### DATA SUPPLIED ###

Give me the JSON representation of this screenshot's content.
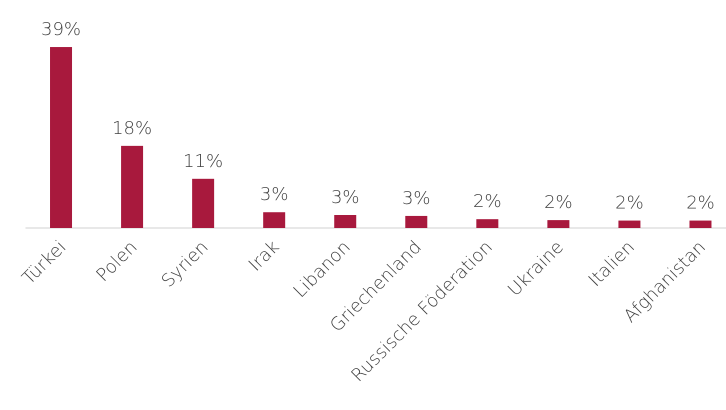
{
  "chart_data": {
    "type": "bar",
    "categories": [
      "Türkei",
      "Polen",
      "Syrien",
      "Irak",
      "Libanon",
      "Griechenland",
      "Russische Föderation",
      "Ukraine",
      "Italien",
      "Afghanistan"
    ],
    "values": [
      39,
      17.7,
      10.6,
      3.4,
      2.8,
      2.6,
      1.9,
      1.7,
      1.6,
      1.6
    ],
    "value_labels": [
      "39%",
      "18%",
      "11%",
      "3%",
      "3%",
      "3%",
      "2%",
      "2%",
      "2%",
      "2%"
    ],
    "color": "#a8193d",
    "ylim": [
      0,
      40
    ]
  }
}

###

• TASK PROMPT:
Retype the data above exactly; pictures are not part of the copy.

• FINISHED EXERCISE:
Give me the JSON representation of this screenshot's content.
{
  "chart_data": {
    "type": "bar",
    "categories": [
      "Türkei",
      "Polen",
      "Syrien",
      "Irak",
      "Libanon",
      "Griechenland",
      "Russische Föderation",
      "Ukraine",
      "Italien",
      "Afghanistan"
    ],
    "values": [
      39,
      17.7,
      10.6,
      3.4,
      2.8,
      2.6,
      1.9,
      1.7,
      1.6,
      1.6
    ],
    "value_labels": [
      "39%",
      "18%",
      "11%",
      "3%",
      "3%",
      "3%",
      "2%",
      "2%",
      "2%",
      "2%"
    ],
    "color": "#a8193d",
    "ylim": [
      0,
      40
    ]
  }
}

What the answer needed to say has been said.